Requirement: Every record below should be written out exactly; pictures stay out.

Record extracts:
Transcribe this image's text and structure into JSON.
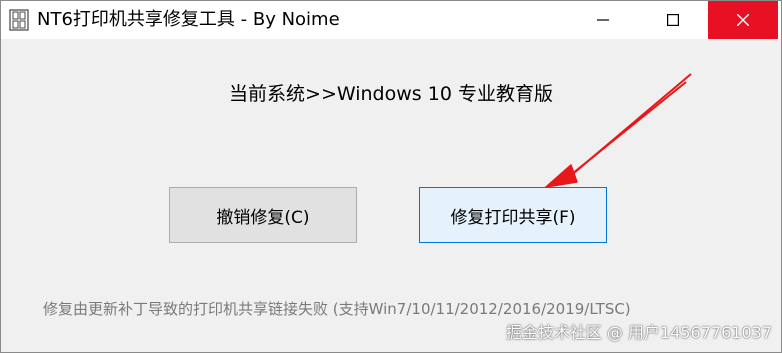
{
  "window": {
    "title": "NT6打印机共享修复工具 - By Noime",
    "controls": {
      "minimize_icon": "minimize-icon",
      "maximize_icon": "maximize-icon",
      "close_icon": "close-icon"
    }
  },
  "main": {
    "system_info": "当前系统>>Windows 10 专业教育版",
    "buttons": {
      "undo_label": "撤销修复(C)",
      "repair_label": "修复打印共享(F)"
    },
    "note": "修复由更新补丁导致的打印机共享链接失败 (支持Win7/10/11/2012/2016/2019/LTSC)"
  },
  "overlay": {
    "watermark": "掘金技术社区 @ 用户14567761037",
    "arrow_color": "#e8181a"
  },
  "colors": {
    "close_hover": "#e81123",
    "focus_border": "#0078d7"
  }
}
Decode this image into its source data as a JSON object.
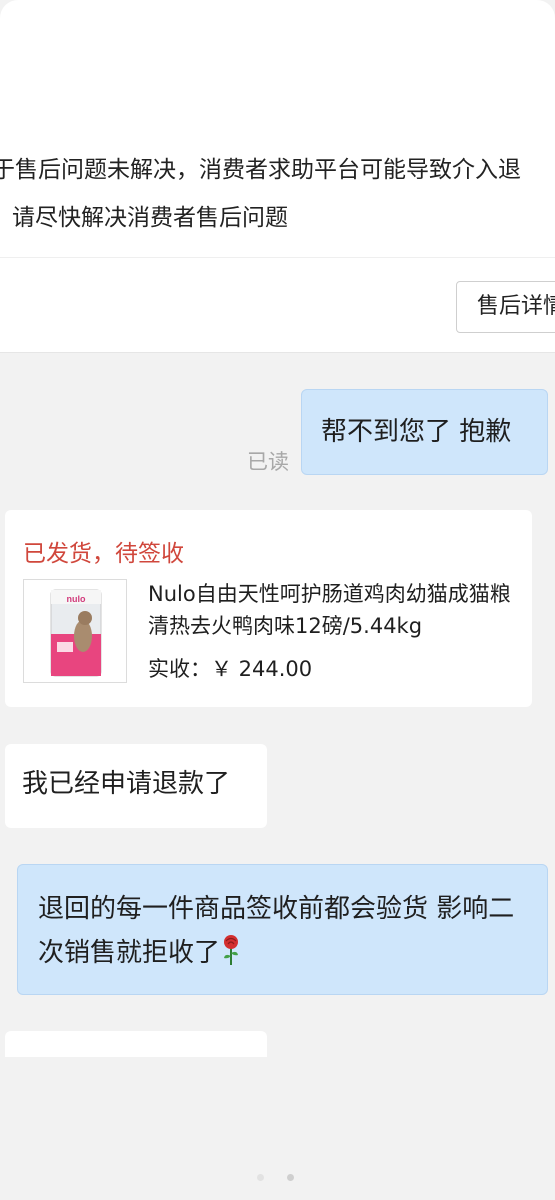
{
  "notice": {
    "line1": "于售后问题未解决，消费者求助平台可能导致介入退",
    "line2": "请尽快解决消费者售后问题",
    "detail_button": "售后详情"
  },
  "messages": [
    {
      "text": "帮不到您了 抱歉",
      "side": "right"
    },
    {
      "text": "我已经申请退款了",
      "side": "left"
    },
    {
      "text": "退回的每一件商品签收前都会验货 影响二次销售就拒收了",
      "side": "right",
      "emoji": "rose-icon"
    },
    {
      "text": "",
      "side": "left"
    }
  ],
  "read_status": "已读",
  "order": {
    "status": "已发货，待签收",
    "title": "Nulo自由天性呵护肠道鸡肉幼猫成猫粮清热去火鸭肉味12磅/5.44kg",
    "price": "实收：￥ 244.00",
    "image_icon": "cat-food-bag-icon"
  },
  "colors": {
    "accent_red": "#d0473c",
    "bubble_blue": "#cfe6fb",
    "background": "#f2f2f2"
  }
}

Task output:
Transcribe this image's text and structure into JSON.
{
  "window": {
    "title": "NT6打印机共享修复工具 - By Noime",
    "controls": {
      "minimize_icon": "minimize-icon",
      "maximize_icon": "maximize-icon",
      "close_icon": "close-icon"
    }
  },
  "main": {
    "system_info": "当前系统>>Windows 10 专业教育版",
    "buttons": {
      "undo_label": "撤销修复(C)",
      "repair_label": "修复打印共享(F)"
    },
    "note": "修复由更新补丁导致的打印机共享链接失败 (支持Win7/10/11/2012/2016/2019/LTSC)"
  },
  "overlay": {
    "watermark": "掘金技术社区 @ 用户14567761037",
    "arrow_color": "#e8181a"
  },
  "colors": {
    "close_hover": "#e81123",
    "focus_border": "#0078d7"
  }
}
Decode this image into its source data as a JSON object.
{
  "notice": {
    "line1": "于售后问题未解决，消费者求助平台可能导致介入退",
    "line2": "请尽快解决消费者售后问题",
    "detail_button": "售后详情"
  },
  "messages": [
    {
      "text": "帮不到您了 抱歉",
      "side": "right"
    },
    {
      "text": "我已经申请退款了",
      "side": "left"
    },
    {
      "text": "退回的每一件商品签收前都会验货 影响二次销售就拒收了",
      "side": "right",
      "emoji": "rose-icon"
    },
    {
      "text": "",
      "side": "left"
    }
  ],
  "read_status": "已读",
  "order": {
    "status": "已发货，待签收",
    "title": "Nulo自由天性呵护肠道鸡肉幼猫成猫粮清热去火鸭肉味12磅/5.44kg",
    "price": "实收：￥ 244.00",
    "image_icon": "cat-food-bag-icon"
  },
  "colors": {
    "accent_red": "#d0473c",
    "bubble_blue": "#cfe6fb",
    "background": "#f2f2f2"
  }
}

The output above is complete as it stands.